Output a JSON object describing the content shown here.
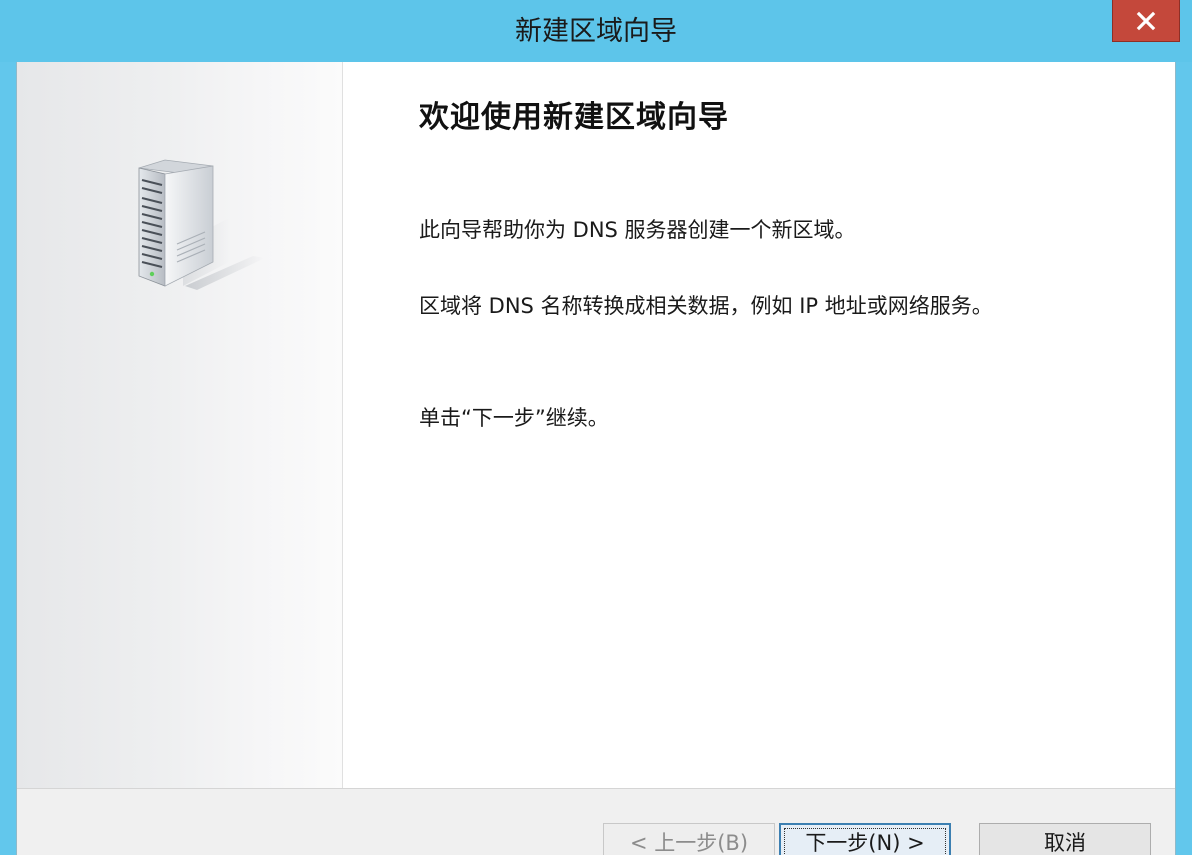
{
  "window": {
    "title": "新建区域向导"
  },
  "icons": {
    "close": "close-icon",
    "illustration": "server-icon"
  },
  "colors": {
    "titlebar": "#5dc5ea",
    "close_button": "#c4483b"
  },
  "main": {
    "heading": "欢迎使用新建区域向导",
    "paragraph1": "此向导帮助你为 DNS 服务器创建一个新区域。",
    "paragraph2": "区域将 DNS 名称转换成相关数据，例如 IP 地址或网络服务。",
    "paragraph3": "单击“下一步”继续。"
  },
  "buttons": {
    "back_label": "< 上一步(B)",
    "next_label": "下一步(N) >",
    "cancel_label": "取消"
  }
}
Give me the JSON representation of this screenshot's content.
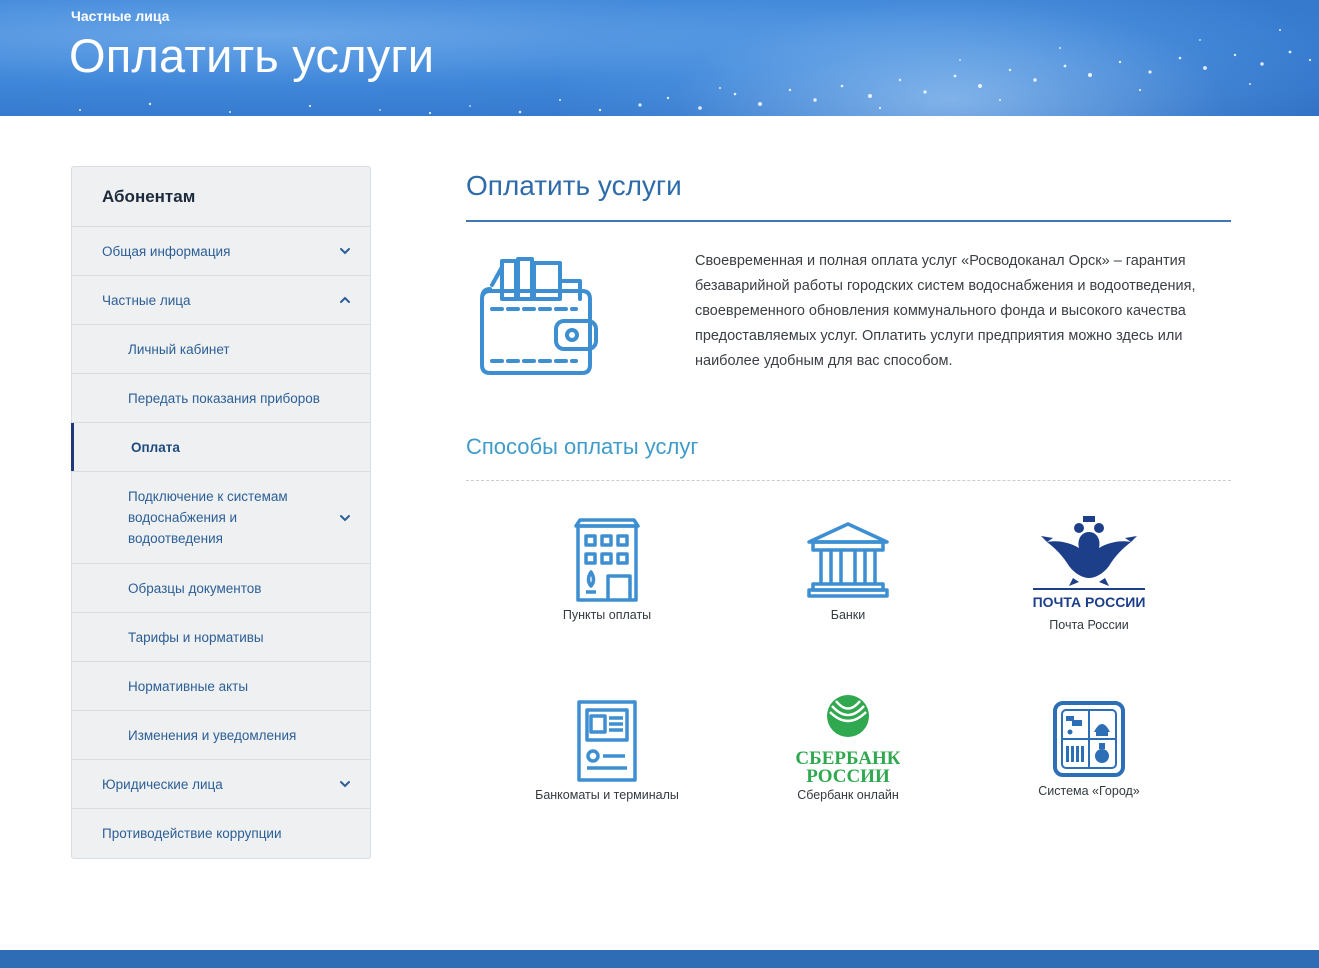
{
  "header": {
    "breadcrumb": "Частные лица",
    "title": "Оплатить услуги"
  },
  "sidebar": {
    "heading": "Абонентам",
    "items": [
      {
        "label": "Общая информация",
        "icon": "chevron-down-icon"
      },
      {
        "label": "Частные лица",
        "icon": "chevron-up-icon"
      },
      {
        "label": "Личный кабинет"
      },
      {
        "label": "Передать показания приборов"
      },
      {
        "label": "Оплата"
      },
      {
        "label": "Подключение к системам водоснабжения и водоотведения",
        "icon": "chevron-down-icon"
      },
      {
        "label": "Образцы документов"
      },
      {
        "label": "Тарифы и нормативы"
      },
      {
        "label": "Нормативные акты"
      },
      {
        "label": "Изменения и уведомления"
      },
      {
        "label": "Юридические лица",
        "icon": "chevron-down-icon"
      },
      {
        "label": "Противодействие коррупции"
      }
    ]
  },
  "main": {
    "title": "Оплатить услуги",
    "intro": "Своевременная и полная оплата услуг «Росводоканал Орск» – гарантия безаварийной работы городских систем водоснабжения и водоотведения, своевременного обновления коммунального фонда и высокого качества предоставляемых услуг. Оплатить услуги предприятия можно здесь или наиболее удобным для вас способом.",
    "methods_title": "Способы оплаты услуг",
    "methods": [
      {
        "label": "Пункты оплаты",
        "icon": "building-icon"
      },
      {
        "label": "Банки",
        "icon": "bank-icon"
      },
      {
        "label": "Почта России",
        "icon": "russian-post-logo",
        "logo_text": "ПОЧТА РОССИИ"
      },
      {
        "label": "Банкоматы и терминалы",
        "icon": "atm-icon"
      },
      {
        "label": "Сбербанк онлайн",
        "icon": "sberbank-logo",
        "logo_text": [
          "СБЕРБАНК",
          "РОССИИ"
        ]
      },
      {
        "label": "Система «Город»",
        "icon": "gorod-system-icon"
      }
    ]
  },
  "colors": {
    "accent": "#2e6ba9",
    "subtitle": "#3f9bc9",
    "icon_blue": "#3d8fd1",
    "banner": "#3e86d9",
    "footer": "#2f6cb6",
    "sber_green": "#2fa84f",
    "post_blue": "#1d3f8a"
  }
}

......

### WRITTEN PROBLEM:
Each entry must be retyped word for word, with every image omitted.

### CORRECT RESULT:
Output a JSON object describing the content shown here.
{
  "window": {
    "title": "新建区域向导"
  },
  "icons": {
    "close": "close-icon",
    "illustration": "server-icon"
  },
  "colors": {
    "titlebar": "#5dc5ea",
    "close_button": "#c4483b"
  },
  "main": {
    "heading": "欢迎使用新建区域向导",
    "paragraph1": "此向导帮助你为 DNS 服务器创建一个新区域。",
    "paragraph2": "区域将 DNS 名称转换成相关数据，例如 IP 地址或网络服务。",
    "paragraph3": "单击“下一步”继续。"
  },
  "buttons": {
    "back_label": "< 上一步(B)",
    "next_label": "下一步(N) >",
    "cancel_label": "取消"
  }
}
Give me the JSON representation of this screenshot's content.
{
  "header": {
    "breadcrumb": "Частные лица",
    "title": "Оплатить услуги"
  },
  "sidebar": {
    "heading": "Абонентам",
    "items": [
      {
        "label": "Общая информация",
        "icon": "chevron-down-icon"
      },
      {
        "label": "Частные лица",
        "icon": "chevron-up-icon"
      },
      {
        "label": "Личный кабинет"
      },
      {
        "label": "Передать показания приборов"
      },
      {
        "label": "Оплата"
      },
      {
        "label": "Подключение к системам водоснабжения и водоотведения",
        "icon": "chevron-down-icon"
      },
      {
        "label": "Образцы документов"
      },
      {
        "label": "Тарифы и нормативы"
      },
      {
        "label": "Нормативные акты"
      },
      {
        "label": "Изменения и уведомления"
      },
      {
        "label": "Юридические лица",
        "icon": "chevron-down-icon"
      },
      {
        "label": "Противодействие коррупции"
      }
    ]
  },
  "main": {
    "title": "Оплатить услуги",
    "intro": "Своевременная и полная оплата услуг «Росводоканал Орск» – гарантия безаварийной работы городских систем водоснабжения и водоотведения, своевременного обновления коммунального фонда и высокого качества предоставляемых услуг. Оплатить услуги предприятия можно здесь или наиболее удобным для вас способом.",
    "methods_title": "Способы оплаты услуг",
    "methods": [
      {
        "label": "Пункты оплаты",
        "icon": "building-icon"
      },
      {
        "label": "Банки",
        "icon": "bank-icon"
      },
      {
        "label": "Почта России",
        "icon": "russian-post-logo",
        "logo_text": "ПОЧТА РОССИИ"
      },
      {
        "label": "Банкоматы и терминалы",
        "icon": "atm-icon"
      },
      {
        "label": "Сбербанк онлайн",
        "icon": "sberbank-logo",
        "logo_text": [
          "СБЕРБАНК",
          "РОССИИ"
        ]
      },
      {
        "label": "Система «Город»",
        "icon": "gorod-system-icon"
      }
    ]
  },
  "colors": {
    "accent": "#2e6ba9",
    "subtitle": "#3f9bc9",
    "icon_blue": "#3d8fd1",
    "banner": "#3e86d9",
    "footer": "#2f6cb6",
    "sber_green": "#2fa84f",
    "post_blue": "#1d3f8a"
  }
}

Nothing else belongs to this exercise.